What is asked: Leave out every picture, and restate word for word only the lines from the one containing "Output a JSON object describing the text" through the end of the material.

Data records
═══

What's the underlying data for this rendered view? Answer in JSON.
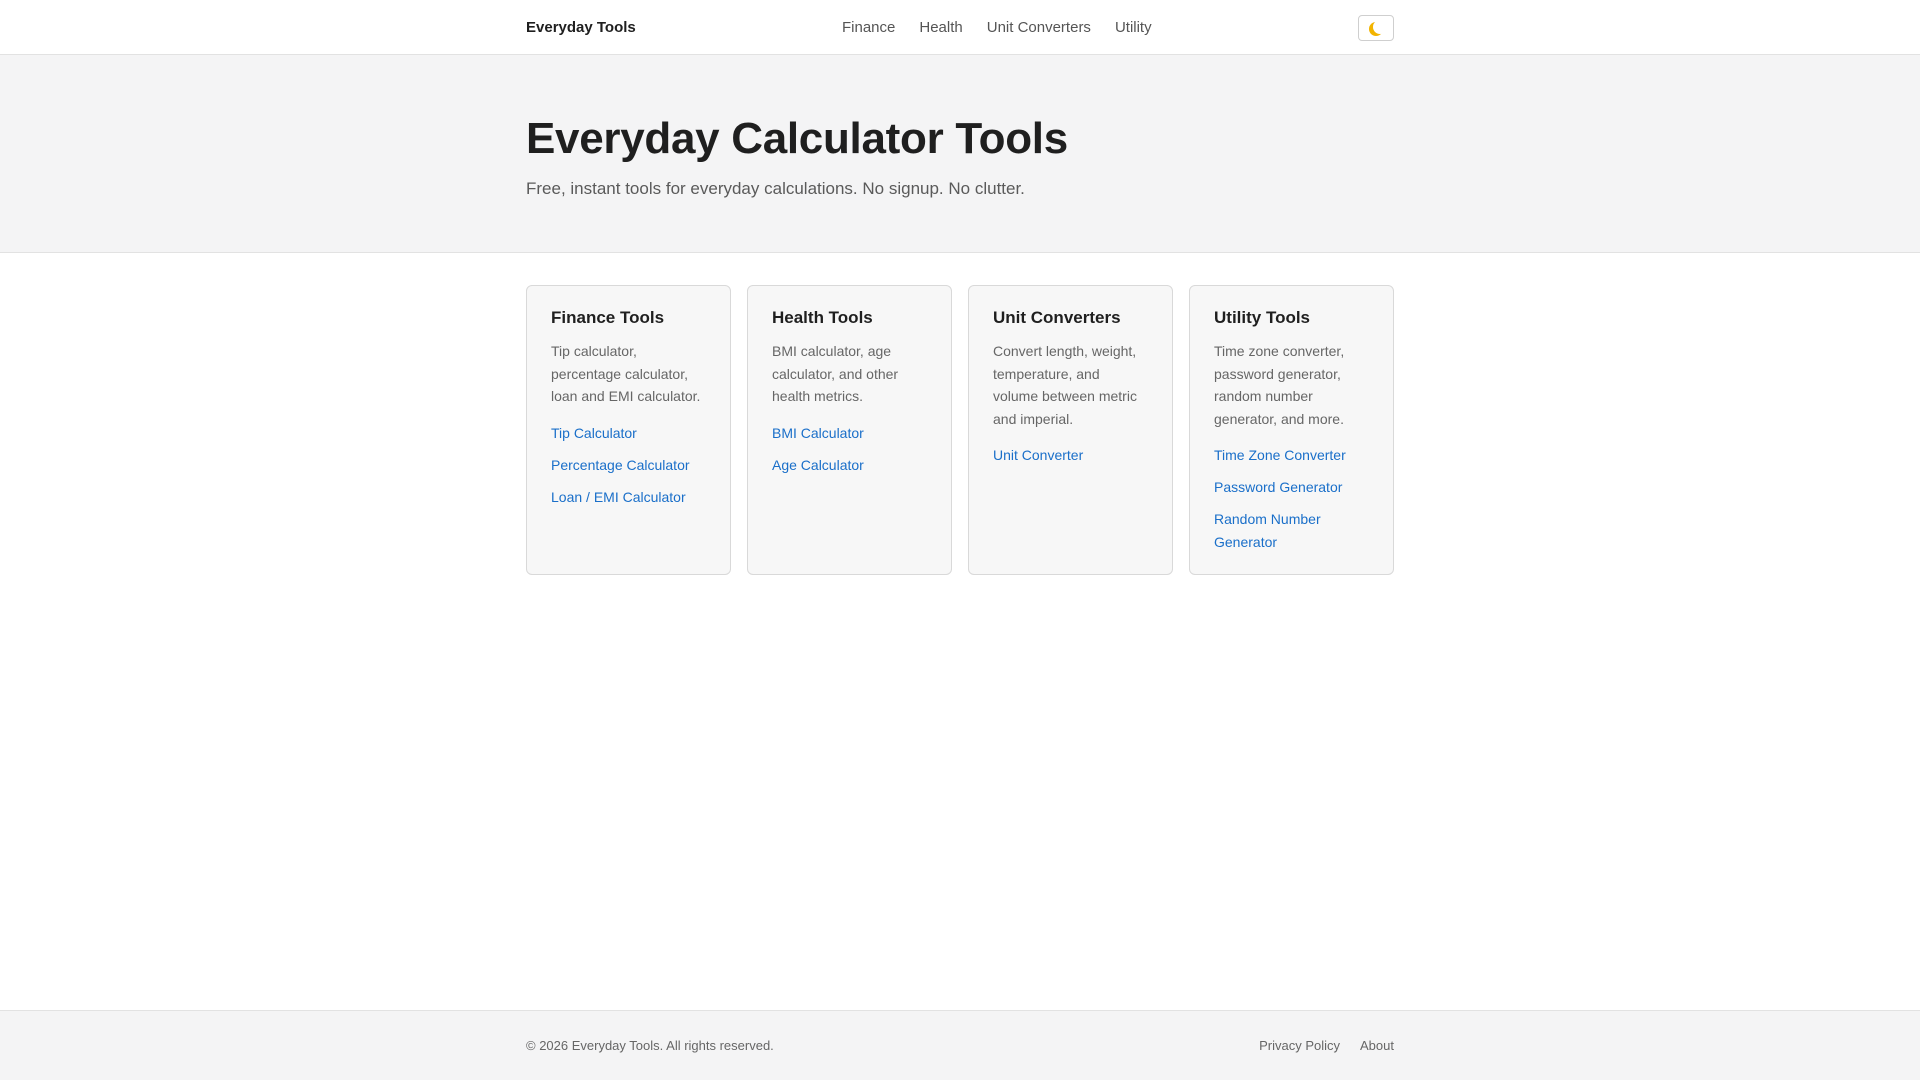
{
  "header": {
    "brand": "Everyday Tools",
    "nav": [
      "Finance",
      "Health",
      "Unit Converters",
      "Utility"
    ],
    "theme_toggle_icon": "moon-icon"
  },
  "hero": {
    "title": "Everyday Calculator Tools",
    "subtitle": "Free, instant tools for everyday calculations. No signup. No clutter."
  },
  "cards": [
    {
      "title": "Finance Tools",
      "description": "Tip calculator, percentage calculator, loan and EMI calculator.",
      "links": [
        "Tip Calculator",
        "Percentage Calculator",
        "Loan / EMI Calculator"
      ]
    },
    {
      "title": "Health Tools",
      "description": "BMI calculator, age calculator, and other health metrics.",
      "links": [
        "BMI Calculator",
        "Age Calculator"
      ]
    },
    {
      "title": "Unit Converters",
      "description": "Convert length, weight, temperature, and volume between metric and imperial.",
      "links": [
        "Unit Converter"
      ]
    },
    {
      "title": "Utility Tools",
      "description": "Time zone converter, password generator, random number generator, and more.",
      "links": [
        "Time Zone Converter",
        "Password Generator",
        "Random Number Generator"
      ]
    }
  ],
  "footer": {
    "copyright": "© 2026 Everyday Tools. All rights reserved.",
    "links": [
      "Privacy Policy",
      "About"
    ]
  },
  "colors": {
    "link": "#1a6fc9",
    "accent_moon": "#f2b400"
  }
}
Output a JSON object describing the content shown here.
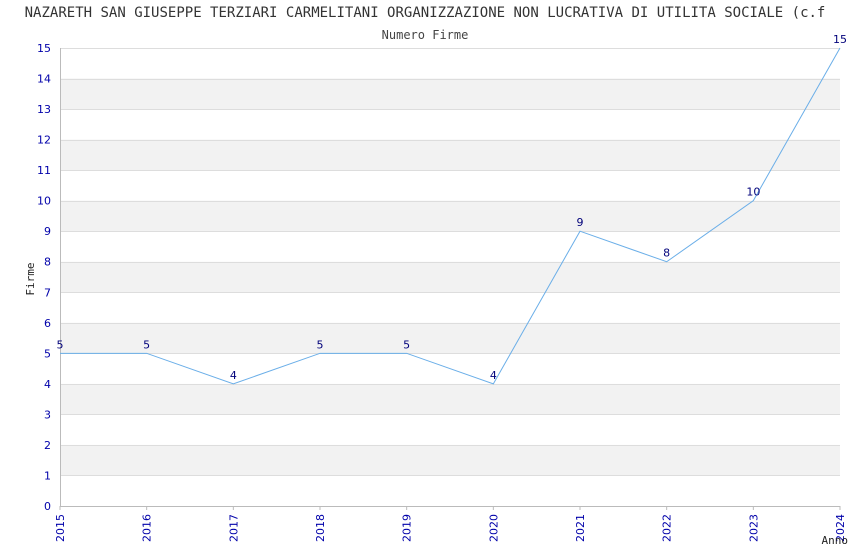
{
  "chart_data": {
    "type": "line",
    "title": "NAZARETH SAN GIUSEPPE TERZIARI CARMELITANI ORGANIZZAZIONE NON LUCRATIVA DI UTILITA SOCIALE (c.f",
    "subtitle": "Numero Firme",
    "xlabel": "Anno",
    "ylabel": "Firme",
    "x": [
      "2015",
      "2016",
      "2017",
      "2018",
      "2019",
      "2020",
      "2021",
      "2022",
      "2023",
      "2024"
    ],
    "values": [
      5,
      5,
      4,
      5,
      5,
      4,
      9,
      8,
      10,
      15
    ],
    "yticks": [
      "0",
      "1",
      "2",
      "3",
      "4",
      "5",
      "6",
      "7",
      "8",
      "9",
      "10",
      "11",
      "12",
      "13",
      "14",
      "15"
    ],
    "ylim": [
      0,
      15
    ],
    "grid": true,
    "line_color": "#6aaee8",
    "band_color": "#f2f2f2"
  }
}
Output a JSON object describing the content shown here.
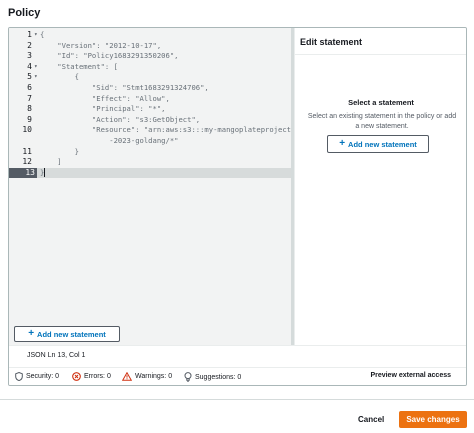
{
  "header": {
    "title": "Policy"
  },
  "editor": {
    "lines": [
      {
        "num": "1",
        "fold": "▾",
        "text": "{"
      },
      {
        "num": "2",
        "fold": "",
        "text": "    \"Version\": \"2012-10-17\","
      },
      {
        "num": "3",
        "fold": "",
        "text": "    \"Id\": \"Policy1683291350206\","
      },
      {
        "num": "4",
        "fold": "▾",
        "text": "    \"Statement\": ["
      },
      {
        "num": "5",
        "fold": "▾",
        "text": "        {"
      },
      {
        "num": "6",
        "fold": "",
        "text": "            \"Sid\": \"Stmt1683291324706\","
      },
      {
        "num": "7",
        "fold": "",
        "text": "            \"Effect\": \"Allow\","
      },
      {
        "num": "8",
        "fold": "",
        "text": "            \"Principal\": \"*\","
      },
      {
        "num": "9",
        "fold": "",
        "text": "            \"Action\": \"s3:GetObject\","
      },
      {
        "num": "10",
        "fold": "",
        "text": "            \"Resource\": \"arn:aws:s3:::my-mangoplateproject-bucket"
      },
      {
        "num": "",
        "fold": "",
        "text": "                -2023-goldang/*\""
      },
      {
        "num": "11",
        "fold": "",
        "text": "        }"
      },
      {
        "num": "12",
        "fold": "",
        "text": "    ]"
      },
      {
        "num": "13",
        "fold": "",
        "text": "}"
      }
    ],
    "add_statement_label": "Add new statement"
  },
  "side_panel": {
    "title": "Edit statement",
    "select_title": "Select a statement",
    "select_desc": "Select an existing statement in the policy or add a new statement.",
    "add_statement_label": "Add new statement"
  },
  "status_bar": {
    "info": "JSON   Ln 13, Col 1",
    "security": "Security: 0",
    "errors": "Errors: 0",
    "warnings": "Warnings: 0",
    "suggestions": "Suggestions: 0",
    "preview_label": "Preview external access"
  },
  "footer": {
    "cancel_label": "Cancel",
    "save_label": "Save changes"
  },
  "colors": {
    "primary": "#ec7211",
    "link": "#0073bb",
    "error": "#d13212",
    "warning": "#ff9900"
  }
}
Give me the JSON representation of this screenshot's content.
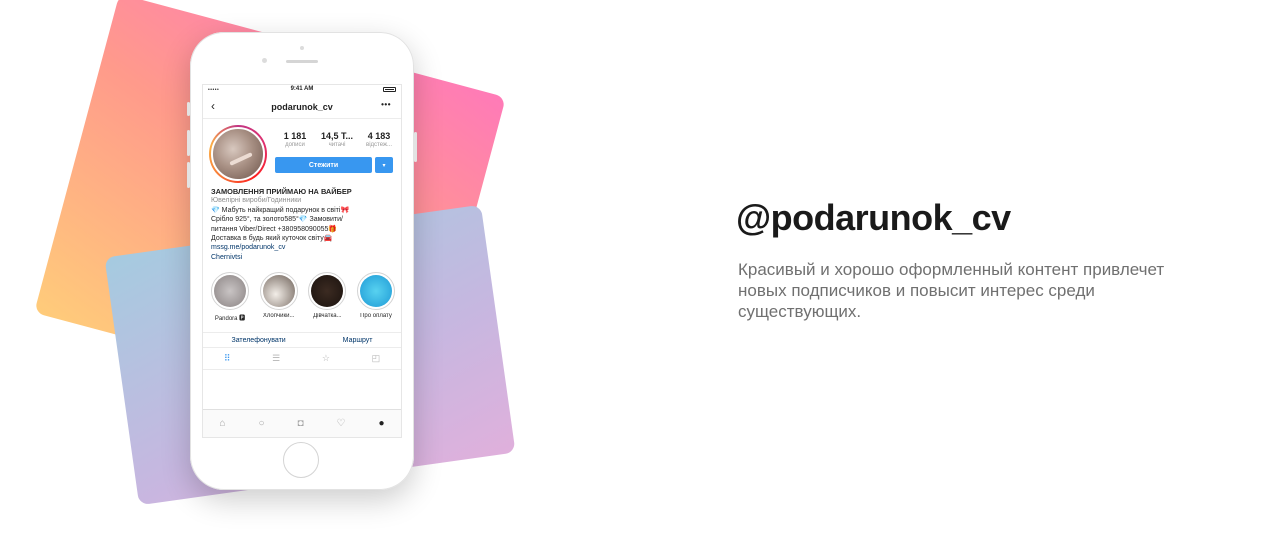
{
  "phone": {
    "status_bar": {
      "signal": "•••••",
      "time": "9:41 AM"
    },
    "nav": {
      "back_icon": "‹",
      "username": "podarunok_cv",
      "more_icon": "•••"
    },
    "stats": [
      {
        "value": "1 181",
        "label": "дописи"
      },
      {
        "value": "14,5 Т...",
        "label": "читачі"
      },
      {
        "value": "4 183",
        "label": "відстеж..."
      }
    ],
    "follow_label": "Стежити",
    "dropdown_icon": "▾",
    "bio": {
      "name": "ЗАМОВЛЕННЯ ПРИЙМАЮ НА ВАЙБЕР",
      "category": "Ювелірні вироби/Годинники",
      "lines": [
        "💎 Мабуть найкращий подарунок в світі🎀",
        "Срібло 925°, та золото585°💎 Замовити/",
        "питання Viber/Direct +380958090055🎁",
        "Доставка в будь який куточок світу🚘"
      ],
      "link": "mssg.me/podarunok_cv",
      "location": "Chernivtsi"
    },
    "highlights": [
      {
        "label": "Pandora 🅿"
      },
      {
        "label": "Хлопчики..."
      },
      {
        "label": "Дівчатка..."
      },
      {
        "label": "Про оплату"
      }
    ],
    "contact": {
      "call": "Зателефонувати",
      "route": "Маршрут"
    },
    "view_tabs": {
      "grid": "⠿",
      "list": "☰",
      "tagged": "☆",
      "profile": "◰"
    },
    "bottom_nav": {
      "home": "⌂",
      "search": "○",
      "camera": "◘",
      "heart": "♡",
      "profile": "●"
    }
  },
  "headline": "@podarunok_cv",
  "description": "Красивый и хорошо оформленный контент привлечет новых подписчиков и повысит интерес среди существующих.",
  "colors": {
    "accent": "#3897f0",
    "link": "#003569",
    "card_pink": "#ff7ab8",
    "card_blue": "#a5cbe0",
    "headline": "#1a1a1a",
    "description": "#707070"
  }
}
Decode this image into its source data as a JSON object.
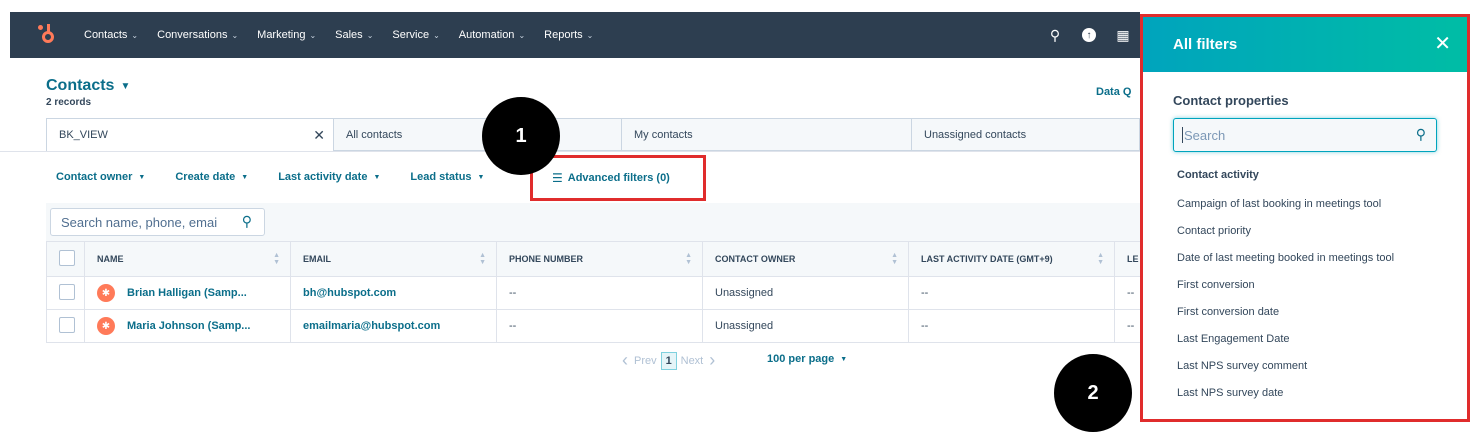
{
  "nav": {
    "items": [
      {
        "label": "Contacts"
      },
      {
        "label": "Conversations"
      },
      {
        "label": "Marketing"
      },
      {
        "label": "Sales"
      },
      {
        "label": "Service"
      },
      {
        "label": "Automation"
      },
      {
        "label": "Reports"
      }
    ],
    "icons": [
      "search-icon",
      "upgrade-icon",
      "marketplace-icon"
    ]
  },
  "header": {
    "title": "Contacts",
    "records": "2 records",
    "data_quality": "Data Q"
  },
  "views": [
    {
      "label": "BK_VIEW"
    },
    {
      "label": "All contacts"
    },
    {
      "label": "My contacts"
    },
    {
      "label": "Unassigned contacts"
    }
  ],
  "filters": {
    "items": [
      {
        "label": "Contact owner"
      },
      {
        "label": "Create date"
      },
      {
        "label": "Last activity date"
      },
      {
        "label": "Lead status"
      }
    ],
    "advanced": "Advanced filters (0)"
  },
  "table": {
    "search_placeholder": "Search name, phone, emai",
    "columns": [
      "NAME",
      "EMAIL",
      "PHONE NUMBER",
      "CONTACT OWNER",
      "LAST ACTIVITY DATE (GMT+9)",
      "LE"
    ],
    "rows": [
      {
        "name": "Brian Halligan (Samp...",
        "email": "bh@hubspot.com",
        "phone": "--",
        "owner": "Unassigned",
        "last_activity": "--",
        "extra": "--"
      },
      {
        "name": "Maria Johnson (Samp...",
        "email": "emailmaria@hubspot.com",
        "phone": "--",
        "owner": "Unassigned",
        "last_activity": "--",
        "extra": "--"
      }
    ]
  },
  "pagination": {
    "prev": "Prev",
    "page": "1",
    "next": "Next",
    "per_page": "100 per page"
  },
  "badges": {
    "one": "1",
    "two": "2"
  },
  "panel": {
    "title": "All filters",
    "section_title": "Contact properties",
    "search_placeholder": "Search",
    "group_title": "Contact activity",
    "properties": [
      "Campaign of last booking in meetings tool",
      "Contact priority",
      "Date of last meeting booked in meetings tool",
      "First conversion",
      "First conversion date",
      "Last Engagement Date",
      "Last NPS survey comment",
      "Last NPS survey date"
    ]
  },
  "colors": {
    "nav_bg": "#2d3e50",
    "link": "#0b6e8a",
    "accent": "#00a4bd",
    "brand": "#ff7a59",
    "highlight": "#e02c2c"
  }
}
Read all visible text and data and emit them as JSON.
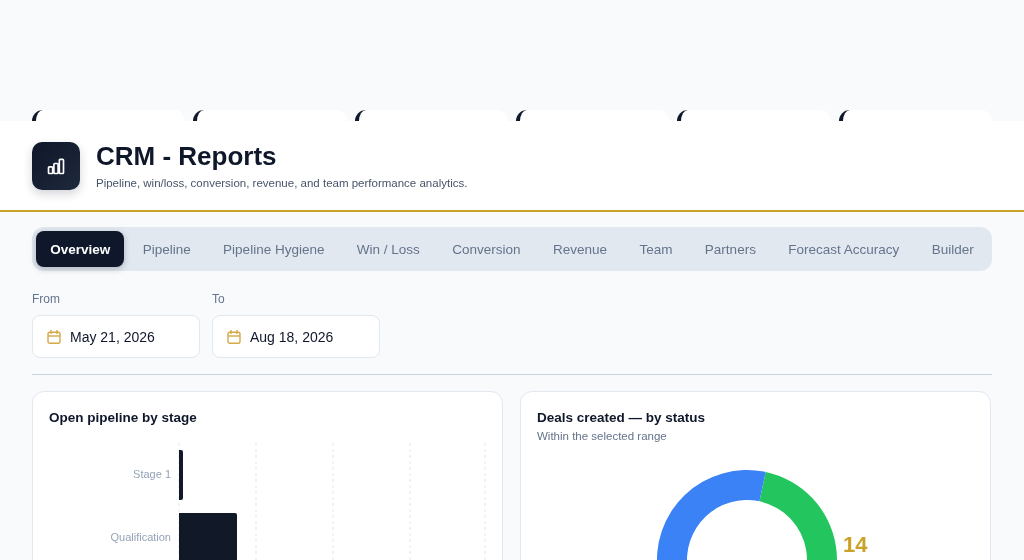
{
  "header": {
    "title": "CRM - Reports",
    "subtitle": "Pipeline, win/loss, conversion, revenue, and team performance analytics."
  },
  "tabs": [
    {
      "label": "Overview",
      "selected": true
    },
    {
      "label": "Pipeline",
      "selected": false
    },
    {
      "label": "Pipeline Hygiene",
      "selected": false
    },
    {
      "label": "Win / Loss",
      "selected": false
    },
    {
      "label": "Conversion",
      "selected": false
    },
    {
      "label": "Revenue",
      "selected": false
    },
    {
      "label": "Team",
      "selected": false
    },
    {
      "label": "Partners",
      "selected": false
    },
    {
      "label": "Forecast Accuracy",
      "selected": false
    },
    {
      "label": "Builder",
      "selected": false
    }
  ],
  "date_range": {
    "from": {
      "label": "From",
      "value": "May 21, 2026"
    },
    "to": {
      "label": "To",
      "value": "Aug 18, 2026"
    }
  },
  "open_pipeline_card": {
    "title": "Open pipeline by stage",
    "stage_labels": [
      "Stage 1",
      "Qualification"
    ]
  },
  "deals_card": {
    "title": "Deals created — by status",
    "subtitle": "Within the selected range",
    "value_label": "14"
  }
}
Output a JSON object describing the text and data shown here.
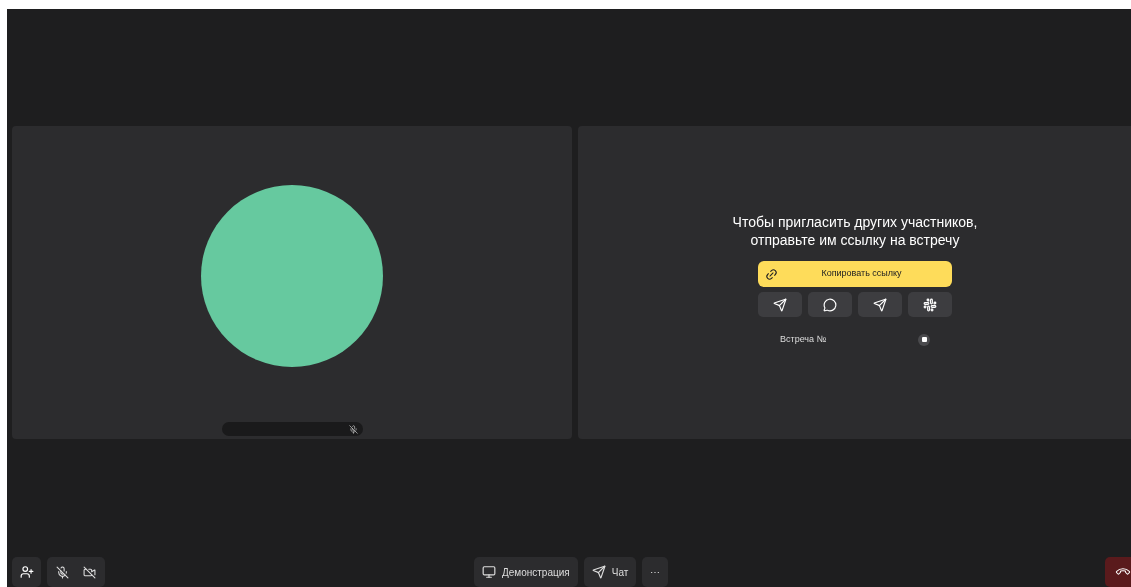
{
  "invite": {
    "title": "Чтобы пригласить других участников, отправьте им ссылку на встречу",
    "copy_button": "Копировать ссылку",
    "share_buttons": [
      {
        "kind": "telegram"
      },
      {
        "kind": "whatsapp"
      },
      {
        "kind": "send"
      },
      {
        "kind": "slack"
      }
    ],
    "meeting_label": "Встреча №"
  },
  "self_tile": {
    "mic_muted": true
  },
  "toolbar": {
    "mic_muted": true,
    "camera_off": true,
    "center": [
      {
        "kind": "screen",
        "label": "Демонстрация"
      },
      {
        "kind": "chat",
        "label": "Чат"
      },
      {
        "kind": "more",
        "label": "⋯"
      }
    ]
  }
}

═══

Exercise solution:
Output a JSON object describing the text and data shown here.
{
  "invite": {
    "title": "Чтобы пригласить других участников, отправьте им ссылку на встречу",
    "copy_button": "Копировать ссылку",
    "share_buttons": [
      {
        "kind": "telegram"
      },
      {
        "kind": "whatsapp"
      },
      {
        "kind": "send"
      },
      {
        "kind": "slack"
      }
    ],
    "meeting_label": "Встреча №"
  },
  "self_tile": {
    "mic_muted": true
  },
  "toolbar": {
    "mic_muted": true,
    "camera_off": true,
    "center": [
      {
        "kind": "screen",
        "label": "Демонстрация"
      },
      {
        "kind": "chat",
        "label": "Чат"
      },
      {
        "kind": "more",
        "label": "⋯"
      }
    ]
  }
}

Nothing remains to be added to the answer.